= MATERIAL PROVIDED =
◇ ◇ ◇ ◇ ◇

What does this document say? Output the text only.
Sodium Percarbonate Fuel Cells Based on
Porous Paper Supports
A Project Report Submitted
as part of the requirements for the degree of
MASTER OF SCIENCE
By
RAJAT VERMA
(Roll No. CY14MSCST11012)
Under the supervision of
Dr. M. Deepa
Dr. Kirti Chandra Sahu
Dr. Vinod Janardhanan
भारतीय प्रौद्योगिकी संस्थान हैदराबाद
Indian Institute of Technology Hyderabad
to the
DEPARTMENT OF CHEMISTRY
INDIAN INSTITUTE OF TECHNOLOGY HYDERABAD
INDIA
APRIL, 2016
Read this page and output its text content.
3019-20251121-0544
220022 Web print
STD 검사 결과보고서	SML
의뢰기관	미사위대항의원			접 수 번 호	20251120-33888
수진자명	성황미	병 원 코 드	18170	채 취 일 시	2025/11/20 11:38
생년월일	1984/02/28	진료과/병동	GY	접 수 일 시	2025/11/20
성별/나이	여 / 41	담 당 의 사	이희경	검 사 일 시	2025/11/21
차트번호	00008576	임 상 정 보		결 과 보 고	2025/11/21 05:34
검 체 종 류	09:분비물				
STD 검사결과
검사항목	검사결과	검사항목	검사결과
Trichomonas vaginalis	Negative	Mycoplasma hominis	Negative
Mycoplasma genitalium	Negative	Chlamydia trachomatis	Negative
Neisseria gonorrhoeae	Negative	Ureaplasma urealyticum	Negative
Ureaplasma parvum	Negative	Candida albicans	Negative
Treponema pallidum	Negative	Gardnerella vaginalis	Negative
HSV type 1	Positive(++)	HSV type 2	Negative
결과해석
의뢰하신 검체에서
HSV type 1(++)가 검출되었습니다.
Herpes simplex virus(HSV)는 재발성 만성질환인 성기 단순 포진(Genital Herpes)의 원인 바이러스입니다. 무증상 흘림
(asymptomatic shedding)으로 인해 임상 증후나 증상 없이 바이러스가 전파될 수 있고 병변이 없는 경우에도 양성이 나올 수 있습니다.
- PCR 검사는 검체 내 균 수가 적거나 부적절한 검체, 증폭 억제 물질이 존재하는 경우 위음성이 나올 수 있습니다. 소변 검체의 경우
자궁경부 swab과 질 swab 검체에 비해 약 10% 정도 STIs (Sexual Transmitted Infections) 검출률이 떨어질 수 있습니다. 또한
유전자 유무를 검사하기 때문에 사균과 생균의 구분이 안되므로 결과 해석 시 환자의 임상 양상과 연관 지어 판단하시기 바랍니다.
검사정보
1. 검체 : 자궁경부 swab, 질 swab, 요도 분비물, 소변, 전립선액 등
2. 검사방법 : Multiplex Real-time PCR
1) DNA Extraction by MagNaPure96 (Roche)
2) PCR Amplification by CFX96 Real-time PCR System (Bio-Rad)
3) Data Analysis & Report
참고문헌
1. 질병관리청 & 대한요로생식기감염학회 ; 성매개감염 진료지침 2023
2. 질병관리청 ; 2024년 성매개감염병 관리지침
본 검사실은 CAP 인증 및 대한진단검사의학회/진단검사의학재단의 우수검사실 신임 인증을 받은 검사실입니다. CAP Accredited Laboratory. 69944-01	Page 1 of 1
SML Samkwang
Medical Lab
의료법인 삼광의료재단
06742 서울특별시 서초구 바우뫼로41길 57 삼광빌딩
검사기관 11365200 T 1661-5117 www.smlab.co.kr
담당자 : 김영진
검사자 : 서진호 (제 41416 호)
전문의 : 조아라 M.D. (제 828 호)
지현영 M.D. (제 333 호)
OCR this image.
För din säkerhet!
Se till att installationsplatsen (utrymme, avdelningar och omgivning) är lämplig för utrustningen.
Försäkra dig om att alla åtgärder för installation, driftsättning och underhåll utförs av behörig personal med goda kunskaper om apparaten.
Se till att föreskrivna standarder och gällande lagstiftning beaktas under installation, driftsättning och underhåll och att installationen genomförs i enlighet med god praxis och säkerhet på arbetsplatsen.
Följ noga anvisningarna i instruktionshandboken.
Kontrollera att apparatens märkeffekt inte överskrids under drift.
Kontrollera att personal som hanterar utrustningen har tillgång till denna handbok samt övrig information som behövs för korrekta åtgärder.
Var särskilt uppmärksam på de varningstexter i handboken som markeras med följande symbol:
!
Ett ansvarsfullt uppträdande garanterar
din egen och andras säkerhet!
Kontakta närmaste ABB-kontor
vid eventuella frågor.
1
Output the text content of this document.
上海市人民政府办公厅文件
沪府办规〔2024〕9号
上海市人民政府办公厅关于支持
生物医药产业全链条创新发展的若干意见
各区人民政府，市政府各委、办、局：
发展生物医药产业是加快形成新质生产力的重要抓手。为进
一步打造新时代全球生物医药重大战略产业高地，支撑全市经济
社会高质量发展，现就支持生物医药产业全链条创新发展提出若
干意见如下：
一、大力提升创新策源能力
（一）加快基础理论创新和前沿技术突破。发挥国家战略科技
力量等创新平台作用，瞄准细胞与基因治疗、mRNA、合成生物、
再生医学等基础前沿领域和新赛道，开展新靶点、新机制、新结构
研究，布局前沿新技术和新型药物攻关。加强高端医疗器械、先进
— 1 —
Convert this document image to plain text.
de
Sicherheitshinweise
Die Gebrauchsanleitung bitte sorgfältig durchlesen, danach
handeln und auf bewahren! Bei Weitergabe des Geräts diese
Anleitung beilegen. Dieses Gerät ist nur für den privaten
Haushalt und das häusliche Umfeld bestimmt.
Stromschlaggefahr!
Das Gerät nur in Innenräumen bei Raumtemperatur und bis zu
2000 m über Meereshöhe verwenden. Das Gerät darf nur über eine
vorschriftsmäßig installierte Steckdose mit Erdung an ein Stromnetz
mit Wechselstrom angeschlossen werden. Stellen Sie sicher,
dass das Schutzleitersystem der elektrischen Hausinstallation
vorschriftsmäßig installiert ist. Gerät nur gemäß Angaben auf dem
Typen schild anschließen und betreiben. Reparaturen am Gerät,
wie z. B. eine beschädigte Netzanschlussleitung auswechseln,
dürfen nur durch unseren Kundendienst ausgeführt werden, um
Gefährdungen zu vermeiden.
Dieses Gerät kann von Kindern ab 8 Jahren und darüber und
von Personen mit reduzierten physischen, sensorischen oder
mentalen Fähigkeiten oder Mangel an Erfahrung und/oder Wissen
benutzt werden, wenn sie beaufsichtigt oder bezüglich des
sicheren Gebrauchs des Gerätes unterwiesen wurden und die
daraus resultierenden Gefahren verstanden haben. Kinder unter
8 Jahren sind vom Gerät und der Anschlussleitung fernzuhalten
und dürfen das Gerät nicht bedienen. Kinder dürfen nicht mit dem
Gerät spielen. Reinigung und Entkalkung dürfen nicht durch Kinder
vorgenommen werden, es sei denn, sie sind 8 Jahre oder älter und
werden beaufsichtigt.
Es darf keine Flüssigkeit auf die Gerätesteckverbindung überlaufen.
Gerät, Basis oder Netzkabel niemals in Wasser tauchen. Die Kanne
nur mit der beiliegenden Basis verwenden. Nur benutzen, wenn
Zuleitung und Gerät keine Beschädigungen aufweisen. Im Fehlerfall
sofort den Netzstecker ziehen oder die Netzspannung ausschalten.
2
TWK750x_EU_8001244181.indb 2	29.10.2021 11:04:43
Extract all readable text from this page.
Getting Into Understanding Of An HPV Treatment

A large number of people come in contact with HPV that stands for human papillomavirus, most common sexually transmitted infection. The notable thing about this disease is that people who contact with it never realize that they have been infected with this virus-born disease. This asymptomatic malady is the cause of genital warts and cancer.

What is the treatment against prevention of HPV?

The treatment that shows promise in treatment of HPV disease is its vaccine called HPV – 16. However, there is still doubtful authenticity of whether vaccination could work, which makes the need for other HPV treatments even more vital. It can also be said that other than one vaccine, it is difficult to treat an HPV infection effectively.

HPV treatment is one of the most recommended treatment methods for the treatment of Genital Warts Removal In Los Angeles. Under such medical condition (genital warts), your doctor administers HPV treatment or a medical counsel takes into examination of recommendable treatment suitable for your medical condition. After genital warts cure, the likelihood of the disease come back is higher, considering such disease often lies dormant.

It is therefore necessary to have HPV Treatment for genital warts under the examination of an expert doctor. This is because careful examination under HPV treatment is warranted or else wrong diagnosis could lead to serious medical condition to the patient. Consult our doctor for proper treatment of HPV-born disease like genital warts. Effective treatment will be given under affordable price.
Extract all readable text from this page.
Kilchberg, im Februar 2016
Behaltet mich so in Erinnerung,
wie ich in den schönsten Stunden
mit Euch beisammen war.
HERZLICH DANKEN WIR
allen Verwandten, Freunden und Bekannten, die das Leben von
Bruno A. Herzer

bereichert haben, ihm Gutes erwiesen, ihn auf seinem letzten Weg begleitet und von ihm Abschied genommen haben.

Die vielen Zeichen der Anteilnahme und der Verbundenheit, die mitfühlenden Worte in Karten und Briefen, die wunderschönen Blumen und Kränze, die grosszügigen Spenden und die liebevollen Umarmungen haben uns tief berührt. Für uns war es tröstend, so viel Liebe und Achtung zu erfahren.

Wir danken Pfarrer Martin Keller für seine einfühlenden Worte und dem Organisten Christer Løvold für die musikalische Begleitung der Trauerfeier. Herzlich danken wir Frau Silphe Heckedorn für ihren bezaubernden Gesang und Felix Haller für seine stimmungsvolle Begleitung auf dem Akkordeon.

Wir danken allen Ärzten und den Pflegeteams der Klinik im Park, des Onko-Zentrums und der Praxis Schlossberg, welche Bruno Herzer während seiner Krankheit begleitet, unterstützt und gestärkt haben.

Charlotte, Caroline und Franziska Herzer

◇ ◇ ◇ ◇ ◇

= WHAT THE TASK ASKS =
Every line above in which the word "most" occurs needs to be copied.

= TASK OUTPUT =
A large number of people come in contact with HPV that stands for human papillomavirus, most common sexually transmitted infection. The notable thing about this disease is that people who contact with it never realize that they have been infected with this virus-born disease. This asymptomatic malady is the cause of genital warts and cancer.
HPV treatment is one of the most recommended treatment methods for the treatment of Genital Warts Removal In Los Angeles. Under such medical condition (genital warts), your doctor administers HPV treatment or a medical counsel takes into examination of recommendable treatment suitable for your medical condition. After genital warts cure, the likelihood of the disease come back is higher, considering such disease often lies dormant.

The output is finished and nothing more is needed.